(What is being asked) Copy the items below, swapping every "Bar" for "Column" and leaving everything else as it is.

(Data lines)
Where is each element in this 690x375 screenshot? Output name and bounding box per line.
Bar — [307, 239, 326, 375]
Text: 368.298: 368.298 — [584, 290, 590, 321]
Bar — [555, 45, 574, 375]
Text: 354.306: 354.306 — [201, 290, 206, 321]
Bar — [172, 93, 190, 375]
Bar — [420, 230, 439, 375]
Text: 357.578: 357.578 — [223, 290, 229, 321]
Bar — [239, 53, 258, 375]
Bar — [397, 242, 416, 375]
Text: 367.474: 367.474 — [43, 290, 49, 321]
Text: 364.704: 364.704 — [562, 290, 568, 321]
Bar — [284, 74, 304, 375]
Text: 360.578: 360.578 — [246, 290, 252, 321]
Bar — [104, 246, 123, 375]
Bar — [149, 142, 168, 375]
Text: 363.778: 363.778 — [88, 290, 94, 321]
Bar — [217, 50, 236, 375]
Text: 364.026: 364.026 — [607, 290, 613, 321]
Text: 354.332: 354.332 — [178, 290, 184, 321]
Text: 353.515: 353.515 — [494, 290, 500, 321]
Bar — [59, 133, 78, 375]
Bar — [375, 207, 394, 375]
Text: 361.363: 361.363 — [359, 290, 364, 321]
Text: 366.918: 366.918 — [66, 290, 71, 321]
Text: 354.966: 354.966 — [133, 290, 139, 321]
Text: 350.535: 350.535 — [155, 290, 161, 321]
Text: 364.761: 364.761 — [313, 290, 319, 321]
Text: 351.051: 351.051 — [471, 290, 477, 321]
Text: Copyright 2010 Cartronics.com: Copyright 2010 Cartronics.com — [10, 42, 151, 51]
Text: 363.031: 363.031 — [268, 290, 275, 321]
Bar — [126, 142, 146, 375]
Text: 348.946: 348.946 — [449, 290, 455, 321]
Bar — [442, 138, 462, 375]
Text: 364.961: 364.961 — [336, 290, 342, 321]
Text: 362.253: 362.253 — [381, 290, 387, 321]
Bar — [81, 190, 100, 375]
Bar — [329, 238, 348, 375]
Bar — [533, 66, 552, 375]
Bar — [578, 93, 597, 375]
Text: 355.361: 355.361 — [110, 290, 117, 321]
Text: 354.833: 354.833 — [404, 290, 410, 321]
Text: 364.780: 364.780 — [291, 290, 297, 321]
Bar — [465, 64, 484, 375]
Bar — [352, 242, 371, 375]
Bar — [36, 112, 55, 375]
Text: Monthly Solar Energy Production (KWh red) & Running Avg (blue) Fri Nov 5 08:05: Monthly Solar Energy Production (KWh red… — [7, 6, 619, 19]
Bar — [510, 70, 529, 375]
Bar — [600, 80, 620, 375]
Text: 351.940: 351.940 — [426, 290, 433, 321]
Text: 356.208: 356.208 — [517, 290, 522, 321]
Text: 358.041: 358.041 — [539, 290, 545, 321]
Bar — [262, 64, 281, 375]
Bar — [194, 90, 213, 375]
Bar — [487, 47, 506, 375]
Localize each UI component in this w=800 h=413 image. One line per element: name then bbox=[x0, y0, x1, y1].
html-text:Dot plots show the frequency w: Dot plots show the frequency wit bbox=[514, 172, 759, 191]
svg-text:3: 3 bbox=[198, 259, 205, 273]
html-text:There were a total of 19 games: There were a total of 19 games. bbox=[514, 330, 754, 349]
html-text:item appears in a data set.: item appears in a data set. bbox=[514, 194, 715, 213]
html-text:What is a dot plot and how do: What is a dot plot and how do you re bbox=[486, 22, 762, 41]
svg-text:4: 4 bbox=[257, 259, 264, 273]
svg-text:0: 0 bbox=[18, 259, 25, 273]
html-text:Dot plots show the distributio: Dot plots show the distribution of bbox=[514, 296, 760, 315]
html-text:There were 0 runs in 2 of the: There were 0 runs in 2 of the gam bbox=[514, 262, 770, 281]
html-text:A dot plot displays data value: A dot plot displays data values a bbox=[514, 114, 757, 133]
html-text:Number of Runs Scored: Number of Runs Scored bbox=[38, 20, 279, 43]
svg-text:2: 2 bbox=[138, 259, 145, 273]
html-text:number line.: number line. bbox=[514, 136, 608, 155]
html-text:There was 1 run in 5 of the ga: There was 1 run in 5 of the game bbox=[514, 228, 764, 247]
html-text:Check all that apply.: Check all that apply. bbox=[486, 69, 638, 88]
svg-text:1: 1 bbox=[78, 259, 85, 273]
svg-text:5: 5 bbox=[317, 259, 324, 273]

(Solution)
Where is each element in this 690x375 screenshot? Output name and bounding box per line.
Column — [307, 239, 326, 375]
Text: 368.298: 368.298 — [584, 290, 590, 321]
Column — [555, 45, 574, 375]
Text: 354.306: 354.306 — [201, 290, 206, 321]
Column — [172, 93, 190, 375]
Column — [420, 230, 439, 375]
Text: 357.578: 357.578 — [223, 290, 229, 321]
Column — [239, 53, 258, 375]
Column — [397, 242, 416, 375]
Text: 367.474: 367.474 — [43, 290, 49, 321]
Text: 364.704: 364.704 — [562, 290, 568, 321]
Column — [284, 74, 304, 375]
Text: 360.578: 360.578 — [246, 290, 252, 321]
Column — [104, 246, 123, 375]
Column — [149, 142, 168, 375]
Text: 363.778: 363.778 — [88, 290, 94, 321]
Column — [217, 50, 236, 375]
Text: 364.026: 364.026 — [607, 290, 613, 321]
Text: 354.332: 354.332 — [178, 290, 184, 321]
Text: 353.515: 353.515 — [494, 290, 500, 321]
Column — [59, 133, 78, 375]
Column — [375, 207, 394, 375]
Text: 361.363: 361.363 — [359, 290, 364, 321]
Text: 366.918: 366.918 — [66, 290, 71, 321]
Text: 354.966: 354.966 — [133, 290, 139, 321]
Text: 350.535: 350.535 — [155, 290, 161, 321]
Text: 364.761: 364.761 — [313, 290, 319, 321]
Text: 351.051: 351.051 — [471, 290, 477, 321]
Text: Copyright 2010 Cartronics.com: Copyright 2010 Cartronics.com — [10, 42, 151, 51]
Text: 363.031: 363.031 — [268, 290, 275, 321]
Column — [126, 142, 146, 375]
Text: 348.946: 348.946 — [449, 290, 455, 321]
Column — [442, 138, 462, 375]
Text: 364.961: 364.961 — [336, 290, 342, 321]
Text: 362.253: 362.253 — [381, 290, 387, 321]
Column — [81, 190, 100, 375]
Column — [329, 238, 348, 375]
Column — [533, 66, 552, 375]
Column — [578, 93, 597, 375]
Text: 355.361: 355.361 — [110, 290, 117, 321]
Text: 354.833: 354.833 — [404, 290, 410, 321]
Text: 364.780: 364.780 — [291, 290, 297, 321]
Column — [465, 64, 484, 375]
Column — [352, 242, 371, 375]
Column — [36, 112, 55, 375]
Text: Monthly Solar Energy Production (KWh red) & Running Avg (blue) Fri Nov 5 08:05: Monthly Solar Energy Production (KWh red… — [7, 6, 619, 19]
Column — [510, 70, 529, 375]
Column — [600, 80, 620, 375]
Text: 351.940: 351.940 — [426, 290, 433, 321]
Text: 356.208: 356.208 — [517, 290, 522, 321]
Text: 358.041: 358.041 — [539, 290, 545, 321]
Column — [262, 64, 281, 375]
Column — [194, 90, 213, 375]
Column — [487, 47, 506, 375]
Localize each UI component in this w=800 h=413 image. One line per element: name then bbox=[x0, y0, x1, y1].
html-text:Dot plots show the frequency w: Dot plots show the frequency wit bbox=[514, 172, 759, 191]
svg-text:3: 3 bbox=[198, 259, 205, 273]
html-text:There were a total of 19 games: There were a total of 19 games. bbox=[514, 330, 754, 349]
html-text:item appears in a data set.: item appears in a data set. bbox=[514, 194, 715, 213]
html-text:What is a dot plot and how do: What is a dot plot and how do you re bbox=[486, 22, 762, 41]
svg-text:4: 4 bbox=[257, 259, 264, 273]
svg-text:0: 0 bbox=[18, 259, 25, 273]
html-text:Dot plots show the distributio: Dot plots show the distribution of bbox=[514, 296, 760, 315]
html-text:There were 0 runs in 2 of the: There were 0 runs in 2 of the gam bbox=[514, 262, 770, 281]
html-text:A dot plot displays data value: A dot plot displays data values a bbox=[514, 114, 757, 133]
html-text:Number of Runs Scored: Number of Runs Scored bbox=[38, 20, 279, 43]
svg-text:2: 2 bbox=[138, 259, 145, 273]
html-text:number line.: number line. bbox=[514, 136, 608, 155]
html-text:There was 1 run in 5 of the ga: There was 1 run in 5 of the game bbox=[514, 228, 764, 247]
html-text:Check all that apply.: Check all that apply. bbox=[486, 69, 638, 88]
svg-text:1: 1 bbox=[78, 259, 85, 273]
svg-text:5: 5 bbox=[317, 259, 324, 273]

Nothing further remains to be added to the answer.